**Problems to work on**
a - In the article on fortification in Indian packaged food labels, how many canonical entries fall under the Mineral Nutrients class?
b - Return the passage of the article on fortification in Indian packaged food labels from "March 26, 2026" to "the same thing.", copied word for word.

What Indian packaged food labels told us about fortification — and what they couldn’t

ifid
fortification
data-analysis
track-a
When we read labels across Indian packaged food categories for fortification agents, we found 68 distinct canonical substances — and a structural gap in how Indian labels declare fortification that the data alone cannot close.
Author
Affiliation

Lalitha A R

iSRL

Published

March 26, 2026

Keywords

food fortification India, FSSAI fortification agents, packaged food labels India, ingredient identity fortification, Indian food data, food labelling standards India, vitamins minerals packaged food

What “fortified” means on an Indian label — and why it isn’t consistent

Pick up a packet of atta, a bottle of edible oil, and a tub of whey protein from any Indian supermarket. All three may carry the word “fortified.” All three uses are legal. None of them mean the same thing.

For edible oil and wheat flour, fortification with specific vitamins and minerals is a government mandate under FSSAI’s food fortification programme — a public health intervention targeting micronutrient deficiencies at population scale. For sports nutrition products, “fortified” often means the brand chose to add amino acids or creatine because their target customer wants them. One is a regulatory requirement. The other is a marketing choice. The label does not distinguish between them.

This inconsistency is not a labelling failure in any legal sense. It is a feature of how the word is used — and it is the first thing the label data made visible when IFID began building a reference layer for fortification agents in Indian packaged food.


What the label evidence showed

Reading across Indian packaged food labels for fortification agents, IFID identified 68 canonical substances — distinct agents that appear in some form on Indian product labels, catalogued by nutrient class and source type.

Agents by nutrient class

Nutrient class Canonical entries Notes
Mineral Nutrients 33 Includes group declarations (Ferrous Salt, Calcium Salt, Salts of Magnesium, Iodate forms, Chloride)
Water-Soluble Vitamins 16 B1, B2, B3, B6, B9, B12, Biotin, Pantothenic Acid, Choline; plus Vitamin B Complex
Amino Acids 13 Arginine, Glutamine, Leucine, Lysine, Methionine, Phenylalanine, Taurine, Threonine, Valine, and others
Fat-Soluble Vitamins 6 Vitamin A, Retinyl Acetate, Retinyl Palmitate, Vitamin D, Ergocalciferol (D2), Cholecalciferol (D3)
Total 68 Several entries are group declarations rather than single substances

Minerals account for nearly half the entries. This reflects the form specificity of mineral fortification: zinc appears as zinc sulphate, zinc sulphate monohydrate, and zinc gluconate as distinct entries because the chemical form carries regulatory and nutritional significance. Magnesium appears in nine distinct forms across the labels.1

1 Magnesium forms identified: aspartate, bisglycinate, carbonate, gluconate, hydroxide, oxide, phosphate dibasic, sulphate, and threonate — plus the group declaration “Salts of Magnesium.”

Several entries are group declarations — labels that name a class rather than a specific substance (Vitamin B Complex, Amino Acids, Electrolytes, Ferrous Salt). These are included because they appear on labels and need to be matched, but they cannot be traced to a single substance.

**Source information**

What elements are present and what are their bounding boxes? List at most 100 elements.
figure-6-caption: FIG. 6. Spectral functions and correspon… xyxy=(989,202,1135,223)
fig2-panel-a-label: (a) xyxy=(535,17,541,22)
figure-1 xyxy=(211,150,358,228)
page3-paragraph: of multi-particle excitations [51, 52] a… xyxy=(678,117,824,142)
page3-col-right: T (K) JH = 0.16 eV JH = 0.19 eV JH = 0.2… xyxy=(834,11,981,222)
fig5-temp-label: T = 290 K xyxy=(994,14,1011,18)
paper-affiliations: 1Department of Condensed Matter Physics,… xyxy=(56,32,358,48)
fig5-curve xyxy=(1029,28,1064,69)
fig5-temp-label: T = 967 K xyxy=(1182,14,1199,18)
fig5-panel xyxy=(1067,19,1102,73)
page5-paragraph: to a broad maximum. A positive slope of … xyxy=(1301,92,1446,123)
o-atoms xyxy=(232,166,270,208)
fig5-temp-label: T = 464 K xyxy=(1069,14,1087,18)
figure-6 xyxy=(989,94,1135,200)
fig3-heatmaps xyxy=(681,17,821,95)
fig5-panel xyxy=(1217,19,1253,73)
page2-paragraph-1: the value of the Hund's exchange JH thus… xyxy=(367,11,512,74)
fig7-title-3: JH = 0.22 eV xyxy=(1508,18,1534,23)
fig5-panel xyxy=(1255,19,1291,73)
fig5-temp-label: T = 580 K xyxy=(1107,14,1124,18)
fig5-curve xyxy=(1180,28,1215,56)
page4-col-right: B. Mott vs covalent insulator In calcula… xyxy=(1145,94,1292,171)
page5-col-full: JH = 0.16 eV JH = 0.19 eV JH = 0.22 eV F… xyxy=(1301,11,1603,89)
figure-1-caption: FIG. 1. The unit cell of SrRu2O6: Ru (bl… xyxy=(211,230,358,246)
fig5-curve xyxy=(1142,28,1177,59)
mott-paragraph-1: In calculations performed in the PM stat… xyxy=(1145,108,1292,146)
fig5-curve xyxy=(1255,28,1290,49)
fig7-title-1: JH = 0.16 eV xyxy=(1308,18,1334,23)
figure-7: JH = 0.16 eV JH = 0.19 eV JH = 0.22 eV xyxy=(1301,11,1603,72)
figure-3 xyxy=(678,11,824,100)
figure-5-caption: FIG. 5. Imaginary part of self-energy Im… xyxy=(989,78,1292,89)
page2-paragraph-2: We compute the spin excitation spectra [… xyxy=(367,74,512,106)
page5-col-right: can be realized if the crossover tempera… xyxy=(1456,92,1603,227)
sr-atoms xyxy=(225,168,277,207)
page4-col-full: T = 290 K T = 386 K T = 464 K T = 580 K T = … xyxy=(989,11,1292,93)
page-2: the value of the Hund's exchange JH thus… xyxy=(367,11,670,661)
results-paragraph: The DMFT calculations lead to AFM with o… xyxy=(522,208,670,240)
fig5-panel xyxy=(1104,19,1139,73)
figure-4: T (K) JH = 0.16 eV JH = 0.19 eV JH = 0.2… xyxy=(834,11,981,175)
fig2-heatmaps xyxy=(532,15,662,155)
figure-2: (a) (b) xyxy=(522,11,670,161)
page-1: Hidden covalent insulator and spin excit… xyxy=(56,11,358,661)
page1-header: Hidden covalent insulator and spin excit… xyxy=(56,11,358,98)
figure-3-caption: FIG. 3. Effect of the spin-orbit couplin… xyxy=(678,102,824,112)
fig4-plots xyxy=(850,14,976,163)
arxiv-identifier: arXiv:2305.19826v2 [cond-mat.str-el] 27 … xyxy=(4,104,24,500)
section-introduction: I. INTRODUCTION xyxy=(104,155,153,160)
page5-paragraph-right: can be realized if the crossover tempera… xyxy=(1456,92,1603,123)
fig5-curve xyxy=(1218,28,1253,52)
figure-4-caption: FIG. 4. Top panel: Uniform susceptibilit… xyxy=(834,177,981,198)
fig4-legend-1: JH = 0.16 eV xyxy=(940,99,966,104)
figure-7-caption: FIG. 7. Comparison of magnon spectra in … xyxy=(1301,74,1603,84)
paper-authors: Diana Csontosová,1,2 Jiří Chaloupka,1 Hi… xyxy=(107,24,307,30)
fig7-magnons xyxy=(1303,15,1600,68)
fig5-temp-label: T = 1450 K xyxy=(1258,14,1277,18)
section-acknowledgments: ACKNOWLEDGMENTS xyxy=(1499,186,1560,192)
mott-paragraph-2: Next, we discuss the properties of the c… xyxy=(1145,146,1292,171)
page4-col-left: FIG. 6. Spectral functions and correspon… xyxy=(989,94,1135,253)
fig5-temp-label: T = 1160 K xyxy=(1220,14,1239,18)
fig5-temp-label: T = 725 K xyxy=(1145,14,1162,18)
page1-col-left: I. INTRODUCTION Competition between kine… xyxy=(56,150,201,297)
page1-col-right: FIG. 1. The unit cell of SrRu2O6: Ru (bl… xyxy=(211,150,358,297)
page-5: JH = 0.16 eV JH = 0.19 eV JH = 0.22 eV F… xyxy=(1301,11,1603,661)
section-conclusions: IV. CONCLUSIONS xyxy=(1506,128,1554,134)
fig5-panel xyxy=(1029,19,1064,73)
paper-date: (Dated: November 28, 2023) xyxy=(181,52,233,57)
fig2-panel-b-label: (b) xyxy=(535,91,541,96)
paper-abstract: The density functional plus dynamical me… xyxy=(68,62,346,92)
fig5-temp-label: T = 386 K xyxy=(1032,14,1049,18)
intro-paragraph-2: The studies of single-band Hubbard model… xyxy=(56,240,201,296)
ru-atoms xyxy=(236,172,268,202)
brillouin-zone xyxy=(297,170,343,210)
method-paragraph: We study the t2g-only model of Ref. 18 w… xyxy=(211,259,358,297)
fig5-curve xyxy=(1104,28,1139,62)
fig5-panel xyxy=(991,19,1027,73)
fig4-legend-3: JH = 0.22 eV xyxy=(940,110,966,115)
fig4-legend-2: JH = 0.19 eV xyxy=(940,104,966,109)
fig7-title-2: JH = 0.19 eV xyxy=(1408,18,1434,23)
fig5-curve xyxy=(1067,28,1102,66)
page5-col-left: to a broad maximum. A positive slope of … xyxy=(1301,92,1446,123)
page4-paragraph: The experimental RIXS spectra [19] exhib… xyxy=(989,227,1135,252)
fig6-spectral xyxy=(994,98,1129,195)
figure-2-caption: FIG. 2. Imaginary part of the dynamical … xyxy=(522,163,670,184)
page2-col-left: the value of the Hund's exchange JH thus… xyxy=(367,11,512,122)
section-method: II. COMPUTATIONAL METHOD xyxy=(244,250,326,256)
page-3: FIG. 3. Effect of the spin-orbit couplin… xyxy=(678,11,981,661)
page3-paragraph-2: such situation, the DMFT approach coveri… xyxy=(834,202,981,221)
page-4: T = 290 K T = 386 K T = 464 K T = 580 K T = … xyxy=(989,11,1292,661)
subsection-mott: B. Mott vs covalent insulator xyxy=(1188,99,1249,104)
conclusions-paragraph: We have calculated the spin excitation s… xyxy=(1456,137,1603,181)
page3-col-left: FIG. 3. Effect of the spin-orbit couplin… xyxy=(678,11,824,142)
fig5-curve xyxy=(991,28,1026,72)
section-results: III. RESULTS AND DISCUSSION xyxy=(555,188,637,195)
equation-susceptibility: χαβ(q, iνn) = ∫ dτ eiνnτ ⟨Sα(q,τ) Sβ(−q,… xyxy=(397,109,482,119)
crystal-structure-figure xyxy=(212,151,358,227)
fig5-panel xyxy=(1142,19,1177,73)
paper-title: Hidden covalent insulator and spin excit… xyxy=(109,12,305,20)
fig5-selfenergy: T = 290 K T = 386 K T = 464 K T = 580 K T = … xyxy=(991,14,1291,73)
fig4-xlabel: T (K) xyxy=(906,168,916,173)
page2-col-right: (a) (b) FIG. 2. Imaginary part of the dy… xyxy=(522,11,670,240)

**Answers by item number**
a - 33

b -
March 26, 2026

Keywords

food fortification India, FSSAI fortification agents, packaged food labels India, ingredient identity fortification, Indian food data, food labelling standards India, vitamins minerals packaged food

What “fortified” means on an Indian label — and why it isn’t consistent

Pick up a packet of atta, a bottle of edible oil, and a tub of whey protein from any Indian supermarket. All three may carry the word “fortified.” All three uses are legal. None of them mean the same thing.